▶ [Task inputs]:
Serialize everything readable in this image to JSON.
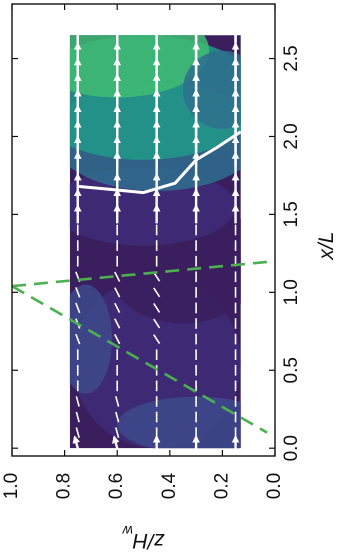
{
  "chart_data": {
    "type": "heatmap",
    "orientation": "rotated-90-ccw",
    "xlabel": "x/L",
    "ylabel": "z/H_w",
    "xlim": [
      -0.05,
      2.85
    ],
    "ylim": [
      0.0,
      1.0
    ],
    "x_ticks": [
      "0.0",
      "0.5",
      "1.0",
      "1.5",
      "2.0",
      "2.5"
    ],
    "y_ticks": [
      "0.0",
      "0.2",
      "0.4",
      "0.6",
      "0.8",
      "1.0"
    ],
    "grid": false,
    "field": {
      "x_range": [
        0.0,
        2.65
      ],
      "z_range": [
        0.13,
        0.78
      ],
      "colormap": [
        "#3b1e5e",
        "#3f2d78",
        "#3d4a8c",
        "#2f6f8e",
        "#229a8a",
        "#3fbc73"
      ]
    },
    "vectors": {
      "x_stations": [
        0.0,
        0.1,
        0.2,
        0.3,
        0.4,
        0.5,
        0.6,
        0.7,
        0.8,
        0.9,
        1.0,
        1.1,
        1.2,
        1.3,
        1.4,
        1.5,
        1.6,
        1.7,
        1.8,
        1.9,
        2.0,
        2.1,
        2.2,
        2.3,
        2.4,
        2.5,
        2.6,
        2.7,
        2.8
      ],
      "z_stations": [
        0.75,
        0.6,
        0.45,
        0.3,
        0.15
      ]
    },
    "isoline": {
      "color": "#ffffff",
      "points": [
        [
          1.68,
          0.75
        ],
        [
          1.66,
          0.62
        ],
        [
          1.64,
          0.5
        ],
        [
          1.7,
          0.38
        ],
        [
          1.85,
          0.3
        ],
        [
          1.93,
          0.22
        ],
        [
          2.03,
          0.13
        ]
      ]
    },
    "dashed_lines": {
      "color": "#4caf50",
      "lines": [
        [
          [
            1.04,
            1.0
          ],
          [
            0.1,
            0.03
          ]
        ],
        [
          [
            1.04,
            1.0
          ],
          [
            1.2,
            0.0
          ]
        ]
      ]
    }
  }
}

▶ [Directions]: Write the records above out again exactly, with no pictures in your copy.

▶ [Solution to the problem]:
Serialize everything readable in this image to JSON.
{
  "chart_data": {
    "type": "heatmap",
    "orientation": "rotated-90-ccw",
    "xlabel": "x/L",
    "ylabel": "z/H_w",
    "xlim": [
      -0.05,
      2.85
    ],
    "ylim": [
      0.0,
      1.0
    ],
    "x_ticks": [
      "0.0",
      "0.5",
      "1.0",
      "1.5",
      "2.0",
      "2.5"
    ],
    "y_ticks": [
      "0.0",
      "0.2",
      "0.4",
      "0.6",
      "0.8",
      "1.0"
    ],
    "grid": false,
    "field": {
      "x_range": [
        0.0,
        2.65
      ],
      "z_range": [
        0.13,
        0.78
      ],
      "colormap": [
        "#3b1e5e",
        "#3f2d78",
        "#3d4a8c",
        "#2f6f8e",
        "#229a8a",
        "#3fbc73"
      ]
    },
    "vectors": {
      "x_stations": [
        0.0,
        0.1,
        0.2,
        0.3,
        0.4,
        0.5,
        0.6,
        0.7,
        0.8,
        0.9,
        1.0,
        1.1,
        1.2,
        1.3,
        1.4,
        1.5,
        1.6,
        1.7,
        1.8,
        1.9,
        2.0,
        2.1,
        2.2,
        2.3,
        2.4,
        2.5,
        2.6,
        2.7,
        2.8
      ],
      "z_stations": [
        0.75,
        0.6,
        0.45,
        0.3,
        0.15
      ]
    },
    "isoline": {
      "color": "#ffffff",
      "points": [
        [
          1.68,
          0.75
        ],
        [
          1.66,
          0.62
        ],
        [
          1.64,
          0.5
        ],
        [
          1.7,
          0.38
        ],
        [
          1.85,
          0.3
        ],
        [
          1.93,
          0.22
        ],
        [
          2.03,
          0.13
        ]
      ]
    },
    "dashed_lines": {
      "color": "#4caf50",
      "lines": [
        [
          [
            1.04,
            1.0
          ],
          [
            0.1,
            0.03
          ]
        ],
        [
          [
            1.04,
            1.0
          ],
          [
            1.2,
            0.0
          ]
        ]
      ]
    }
  }
}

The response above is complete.